### DOCUMENT PASSAGE:
Such regulations are only ' as just restraint of an injurious use of property, which the
legislature have authority' to impose.

"So a particular use of property may sometimes be forbidden, where, by a change of


circumstances, and without the fault of the owner, that which was once lawful, proper, and
unobjectionable has now become a public nuisance, endangering the public health or the
public safety. Milldams are sometimes destroyed upon this ground; and churchyards which
prove, in the advance of urban population, to be detrimental to the public health, or in
danger of becoming so, are liable to be closed against further use for cemetery purposes."

These citations from some of the highest judicial and text — book authorities in the
United States clearly indicate the wide scope and extent which has there been given to the
doctrine of the sovereign police power of the State, and confirm us in our opinion that the
provision of the statute in question being a proper exercise of that power is not in violation of
the terms of section 5 of the Philippine Bill, which provide that "no law shall be enacted which
shall deprive any person of life, liberty, or property without due process of law," a provision
which itself is adopted from the Constitution of the United States, and is found in substance in
the constitution of most if not all of the States of the Union.

The judgment of conviction and the sentence imposed by the trial court should be
affirmed with the costs of this instance against the appellant. So ordered.

Arellano, C. J., Torres, Johnson, Moreland and Elliott, JJ., concur.

### TASK INSTRUCTIONS:
[a] Repeat the court opinion excerpt word for word, starting at "These citations from" and ending at "of the Union.".
[b] According to the court opinion excerpt, where was the due process provision in section 5 of the Philippine Bill adopted from?
[c] Condense the paragraph of the court opinion excerpt that begins "These citations from some of the highest" into a shorter version that keeps its main facts.
Rely only on the court opinion excerpt.

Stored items
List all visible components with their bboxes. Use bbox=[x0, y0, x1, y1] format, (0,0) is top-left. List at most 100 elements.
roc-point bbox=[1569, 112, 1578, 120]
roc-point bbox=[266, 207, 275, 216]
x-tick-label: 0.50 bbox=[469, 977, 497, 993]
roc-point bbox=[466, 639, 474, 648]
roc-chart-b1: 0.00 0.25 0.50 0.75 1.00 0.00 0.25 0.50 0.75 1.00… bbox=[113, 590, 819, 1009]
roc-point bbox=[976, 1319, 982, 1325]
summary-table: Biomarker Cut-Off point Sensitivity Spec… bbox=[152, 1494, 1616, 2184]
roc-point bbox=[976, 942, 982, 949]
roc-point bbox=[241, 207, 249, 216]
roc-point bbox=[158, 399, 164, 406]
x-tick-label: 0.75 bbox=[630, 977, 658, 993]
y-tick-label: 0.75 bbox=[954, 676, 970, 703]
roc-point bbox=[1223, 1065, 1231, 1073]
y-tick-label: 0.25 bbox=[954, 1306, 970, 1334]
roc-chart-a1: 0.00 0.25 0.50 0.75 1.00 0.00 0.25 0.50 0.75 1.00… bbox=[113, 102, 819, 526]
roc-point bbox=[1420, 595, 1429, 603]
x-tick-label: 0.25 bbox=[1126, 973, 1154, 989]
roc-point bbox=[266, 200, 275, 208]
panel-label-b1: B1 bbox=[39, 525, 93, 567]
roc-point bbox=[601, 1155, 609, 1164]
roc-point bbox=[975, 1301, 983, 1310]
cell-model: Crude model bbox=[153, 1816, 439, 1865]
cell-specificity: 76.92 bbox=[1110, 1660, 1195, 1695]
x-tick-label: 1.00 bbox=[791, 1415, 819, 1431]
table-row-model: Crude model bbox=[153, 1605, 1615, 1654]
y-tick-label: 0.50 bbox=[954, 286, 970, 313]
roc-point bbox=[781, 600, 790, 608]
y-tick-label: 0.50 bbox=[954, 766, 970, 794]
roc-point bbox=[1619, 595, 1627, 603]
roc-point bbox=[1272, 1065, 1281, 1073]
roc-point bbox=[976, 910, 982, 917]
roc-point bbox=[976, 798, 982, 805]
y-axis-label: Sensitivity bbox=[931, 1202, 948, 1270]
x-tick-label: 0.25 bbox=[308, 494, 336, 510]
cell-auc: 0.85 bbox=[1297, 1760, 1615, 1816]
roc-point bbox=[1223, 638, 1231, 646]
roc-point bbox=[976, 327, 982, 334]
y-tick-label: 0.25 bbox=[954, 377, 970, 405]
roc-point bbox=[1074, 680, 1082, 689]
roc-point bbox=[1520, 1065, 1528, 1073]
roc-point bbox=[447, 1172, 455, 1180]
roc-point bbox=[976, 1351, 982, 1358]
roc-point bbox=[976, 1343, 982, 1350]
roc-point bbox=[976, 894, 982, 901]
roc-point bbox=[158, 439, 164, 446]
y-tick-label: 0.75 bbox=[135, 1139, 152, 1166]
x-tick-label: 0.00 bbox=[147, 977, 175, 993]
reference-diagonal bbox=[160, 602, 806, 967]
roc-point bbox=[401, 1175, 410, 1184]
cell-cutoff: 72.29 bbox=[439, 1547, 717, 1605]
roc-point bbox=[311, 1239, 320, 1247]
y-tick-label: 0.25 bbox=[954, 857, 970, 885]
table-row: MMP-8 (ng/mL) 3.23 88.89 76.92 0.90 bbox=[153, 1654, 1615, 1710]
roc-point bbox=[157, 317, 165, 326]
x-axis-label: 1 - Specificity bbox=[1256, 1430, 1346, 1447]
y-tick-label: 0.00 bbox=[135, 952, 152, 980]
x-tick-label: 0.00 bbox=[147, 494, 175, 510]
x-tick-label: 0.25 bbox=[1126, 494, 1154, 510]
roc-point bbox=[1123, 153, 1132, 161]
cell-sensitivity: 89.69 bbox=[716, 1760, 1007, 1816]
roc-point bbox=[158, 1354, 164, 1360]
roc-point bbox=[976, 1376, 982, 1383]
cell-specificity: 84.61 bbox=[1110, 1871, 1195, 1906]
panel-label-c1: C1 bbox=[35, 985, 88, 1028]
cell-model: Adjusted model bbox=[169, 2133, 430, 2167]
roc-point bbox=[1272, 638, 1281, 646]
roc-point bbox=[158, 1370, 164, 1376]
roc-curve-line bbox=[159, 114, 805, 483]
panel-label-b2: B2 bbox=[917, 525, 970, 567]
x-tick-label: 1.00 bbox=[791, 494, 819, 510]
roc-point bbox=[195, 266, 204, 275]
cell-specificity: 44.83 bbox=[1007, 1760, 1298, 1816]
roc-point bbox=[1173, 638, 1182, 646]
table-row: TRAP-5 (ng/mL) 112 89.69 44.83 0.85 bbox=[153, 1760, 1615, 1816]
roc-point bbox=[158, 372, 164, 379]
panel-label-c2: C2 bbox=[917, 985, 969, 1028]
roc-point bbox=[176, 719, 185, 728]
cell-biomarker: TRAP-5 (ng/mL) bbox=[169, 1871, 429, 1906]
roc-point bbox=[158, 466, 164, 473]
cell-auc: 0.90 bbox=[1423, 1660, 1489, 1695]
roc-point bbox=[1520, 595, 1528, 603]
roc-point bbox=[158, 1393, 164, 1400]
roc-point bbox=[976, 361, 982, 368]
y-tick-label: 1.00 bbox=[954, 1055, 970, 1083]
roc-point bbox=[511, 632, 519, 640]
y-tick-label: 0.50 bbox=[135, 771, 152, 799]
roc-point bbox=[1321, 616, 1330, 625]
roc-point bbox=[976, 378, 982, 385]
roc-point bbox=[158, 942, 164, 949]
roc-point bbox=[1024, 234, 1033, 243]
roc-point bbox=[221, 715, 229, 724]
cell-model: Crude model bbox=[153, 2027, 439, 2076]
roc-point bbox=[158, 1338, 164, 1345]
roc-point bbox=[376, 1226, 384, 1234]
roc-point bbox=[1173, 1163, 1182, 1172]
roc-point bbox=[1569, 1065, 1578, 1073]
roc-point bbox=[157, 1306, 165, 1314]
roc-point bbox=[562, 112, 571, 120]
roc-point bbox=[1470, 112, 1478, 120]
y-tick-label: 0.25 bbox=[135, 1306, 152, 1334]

### LIST OF SOLUTIONS:
[a]
These citations from some of the highest judicial and text — book authorities in the
United States clearly indicate the wide scope and extent which has there been given to the
doctrine of the sovereign police power of the State, and confirm us in our opinion that the
provision of the statute in question being a proper exercise of that power is not in violation of
the terms of section 5 of the Philippine Bill, which provide that "no law shall be enacted which
shall deprive any person of life, liberty, or property without due process of law," a provision
which itself is adopted from the Constitution of the United States, and is found in substance in
the constitution of most if not all of the States of the Union.

[b] The Constitution of the United States.

[c] The cited leading U.S. judicial and textbook authorities show how broadly the doctrine of the State's sovereign police power has been applied in the United States. They confirm the court's opinion that the statute is a proper exercise of that power. It therefore does not violate section 5 of the Philippine Bill, which bars any law depriving a person of life, liberty, or property without due process of law. That provision is adopted from the U.S. Constitution and is found in substance in the constitutions of most if not all of the States.